### BRIEF:
Look below and pull out each line with the word "Tejada".

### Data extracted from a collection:
• • • • • • •

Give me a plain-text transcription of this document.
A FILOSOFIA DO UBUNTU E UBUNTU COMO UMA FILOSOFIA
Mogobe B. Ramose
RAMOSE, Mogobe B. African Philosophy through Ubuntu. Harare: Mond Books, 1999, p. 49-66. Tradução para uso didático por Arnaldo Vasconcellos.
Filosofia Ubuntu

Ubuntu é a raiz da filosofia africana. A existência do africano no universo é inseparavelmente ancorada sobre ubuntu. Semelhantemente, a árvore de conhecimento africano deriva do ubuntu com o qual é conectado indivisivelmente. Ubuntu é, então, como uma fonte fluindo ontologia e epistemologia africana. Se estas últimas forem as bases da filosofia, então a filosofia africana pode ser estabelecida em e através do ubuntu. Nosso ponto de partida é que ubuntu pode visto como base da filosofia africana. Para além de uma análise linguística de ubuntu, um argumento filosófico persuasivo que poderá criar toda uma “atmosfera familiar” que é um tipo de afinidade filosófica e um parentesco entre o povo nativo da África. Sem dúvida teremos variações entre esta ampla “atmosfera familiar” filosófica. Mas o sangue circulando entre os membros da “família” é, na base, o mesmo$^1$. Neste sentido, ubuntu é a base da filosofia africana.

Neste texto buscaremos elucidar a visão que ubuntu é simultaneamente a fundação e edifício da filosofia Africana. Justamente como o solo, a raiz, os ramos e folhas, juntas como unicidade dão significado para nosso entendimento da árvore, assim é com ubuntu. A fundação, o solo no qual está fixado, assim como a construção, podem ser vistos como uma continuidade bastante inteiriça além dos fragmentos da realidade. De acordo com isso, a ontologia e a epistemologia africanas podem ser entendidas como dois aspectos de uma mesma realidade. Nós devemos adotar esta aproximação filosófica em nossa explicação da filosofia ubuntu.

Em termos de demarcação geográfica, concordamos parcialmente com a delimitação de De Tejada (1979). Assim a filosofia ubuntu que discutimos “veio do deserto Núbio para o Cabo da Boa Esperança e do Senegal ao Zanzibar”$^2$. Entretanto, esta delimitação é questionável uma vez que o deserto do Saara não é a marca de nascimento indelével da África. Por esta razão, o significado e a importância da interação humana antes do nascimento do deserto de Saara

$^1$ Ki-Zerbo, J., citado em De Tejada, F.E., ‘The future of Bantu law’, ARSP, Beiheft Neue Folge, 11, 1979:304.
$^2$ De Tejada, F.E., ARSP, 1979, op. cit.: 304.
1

• • • • • • •

### EXERCISE SOLUTION:
Em termos de demarcação geográfica, concordamos parcialmente com a delimitação de De Tejada (1979). Assim a filosofia ubuntu que discutimos “veio do deserto Núbio para o Cabo da Boa Esperança e do Senegal ao Zanzibar”$^2$. Entretanto, esta delimitação é questionável uma vez que o deserto do Saara não é a marca de nascimento indelével da África. Por esta razão, o significado e a importância da interação humana antes do nascimento do deserto de Saara
$^1$ Ki-Zerbo, J., citado em De Tejada, F.E., ‘The future of Bantu law’, ARSP, Beiheft Neue Folge, 11, 1979:304.
$^2$ De Tejada, F.E., ARSP, 1979, op. cit.: 304.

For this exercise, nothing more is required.